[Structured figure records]
begin

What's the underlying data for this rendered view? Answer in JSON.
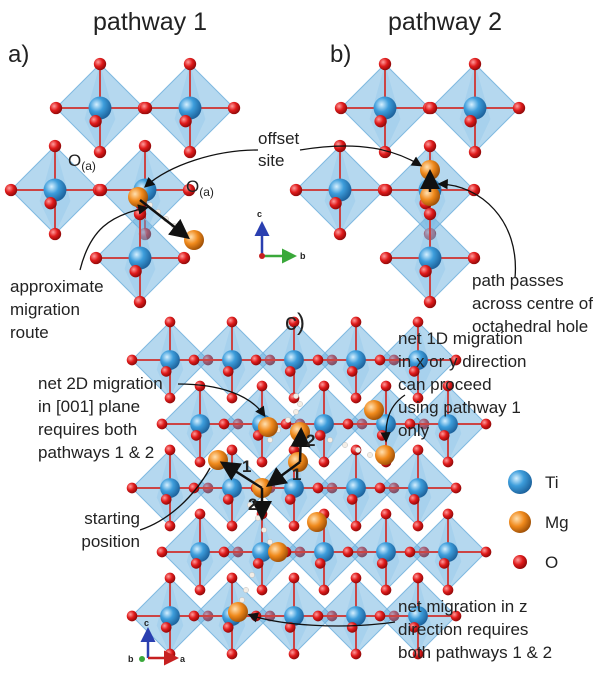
{
  "panels": {
    "a": {
      "title": "pathway 1",
      "label": "a)",
      "atom_labels": [
        {
          "base": "O",
          "sub": "(a)"
        },
        {
          "base": "O",
          "sub": "(a)"
        }
      ],
      "callout": [
        "approximate",
        "migration",
        "route"
      ],
      "axes": [
        "c",
        "b"
      ]
    },
    "b": {
      "title": "pathway 2",
      "label": "b)",
      "callout": [
        "path passes",
        "across centre of",
        "octahedral hole"
      ]
    },
    "shared_callout": [
      "offset",
      "site"
    ],
    "c": {
      "label": "c)",
      "callouts": [
        [
          "net 2D migration",
          "in [001] plane",
          "requires both",
          "pathways 1 & 2"
        ],
        [
          "net 1D migration",
          "in x or y direction",
          "can proceed",
          "using pathway 1",
          "only"
        ],
        [
          "starting",
          "position"
        ],
        [
          "net migration in z",
          "direction requires",
          "both pathways 1 & 2"
        ]
      ],
      "path_numbers": [
        "2",
        "1",
        "1",
        "2"
      ],
      "axes": [
        "c",
        "b",
        "a"
      ]
    }
  },
  "legend": [
    "Ti",
    "Mg",
    "O"
  ]
}
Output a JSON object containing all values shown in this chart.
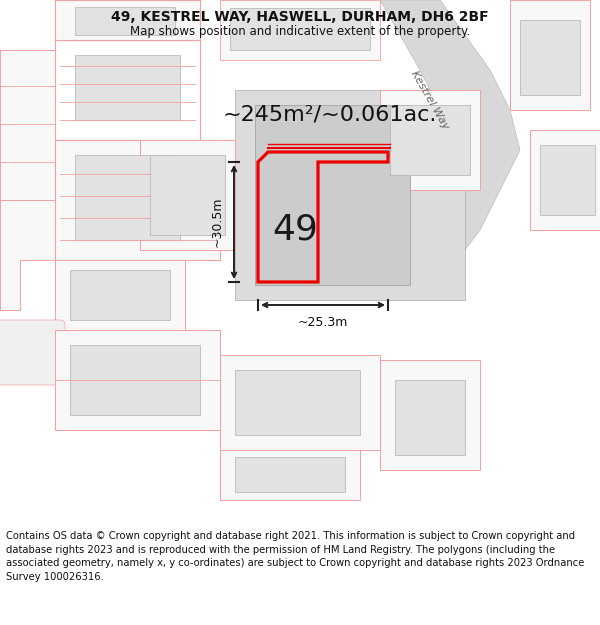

end

• [Problem details]: Print each of the records above exactly as written, leaving no picture in the copy.

• [Completed exercise]:
What's the underlying data for this rendered view? Answer in JSON.
{
  "panels": {
    "a": {
      "title": "pathway 1",
      "label": "a)",
      "atom_labels": [
        {
          "base": "O",
          "sub": "(a)"
        },
        {
          "base": "O",
          "sub": "(a)"
        }
      ],
      "callout": [
        "approximate",
        "migration",
        "route"
      ],
      "axes": [
        "c",
        "b"
      ]
    },
    "b": {
      "title": "pathway 2",
      "label": "b)",
      "callout": [
        "path passes",
        "across centre of",
        "octahedral hole"
      ]
    },
    "shared_callout": [
      "offset",
      "site"
    ],
    "c": {
      "label": "c)",
      "callouts": [
        [
          "net 2D migration",
          "in [001] plane",
          "requires both",
          "pathways 1 & 2"
        ],
        [
          "net 1D migration",
          "in x or y direction",
          "can proceed",
          "using pathway 1",
          "only"
        ],
        [
          "starting",
          "position"
        ],
        [
          "net migration in z",
          "direction requires",
          "both pathways 1 & 2"
        ]
      ],
      "path_numbers": [
        "2",
        "1",
        "1",
        "2"
      ],
      "axes": [
        "c",
        "b",
        "a"
      ]
    }
  },
  "legend": [
    "Ti",
    "Mg",
    "O"
  ]
}
Output a JSON object containing all values shown in this chart.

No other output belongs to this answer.